→ **WHAT YOU SHOULD DO**
Pick out each line containing the string "ffffff" and copy it.

→ **AVAILABLE DATA**
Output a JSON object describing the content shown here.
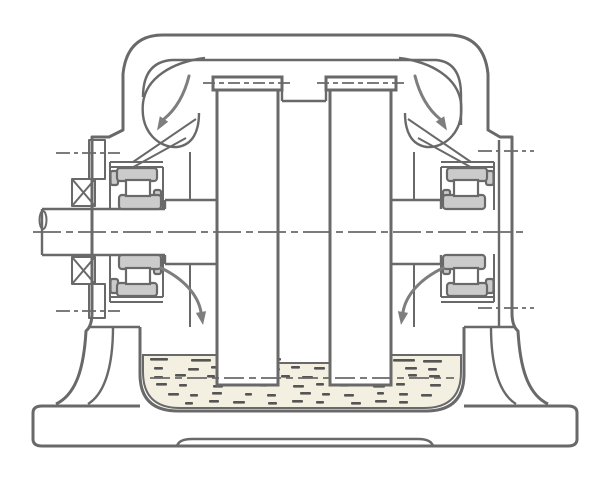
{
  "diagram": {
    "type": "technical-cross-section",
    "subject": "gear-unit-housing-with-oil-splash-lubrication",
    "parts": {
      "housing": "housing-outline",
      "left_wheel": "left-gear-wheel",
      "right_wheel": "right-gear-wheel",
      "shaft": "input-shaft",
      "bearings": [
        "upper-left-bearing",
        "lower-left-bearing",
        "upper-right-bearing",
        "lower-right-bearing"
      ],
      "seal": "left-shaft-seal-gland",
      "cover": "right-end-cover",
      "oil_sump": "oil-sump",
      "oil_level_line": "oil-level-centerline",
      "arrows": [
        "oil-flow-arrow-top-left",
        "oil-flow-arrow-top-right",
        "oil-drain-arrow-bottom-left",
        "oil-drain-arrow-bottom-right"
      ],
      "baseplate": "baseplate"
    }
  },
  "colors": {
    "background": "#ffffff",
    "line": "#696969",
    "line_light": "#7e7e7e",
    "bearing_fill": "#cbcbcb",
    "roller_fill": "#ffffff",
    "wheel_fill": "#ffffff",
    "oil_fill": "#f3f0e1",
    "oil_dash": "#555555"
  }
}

→ **WORKED ANSWER**
    "background": "#ffffff",
    "roller_fill": "#ffffff",
    "wheel_fill": "#ffffff",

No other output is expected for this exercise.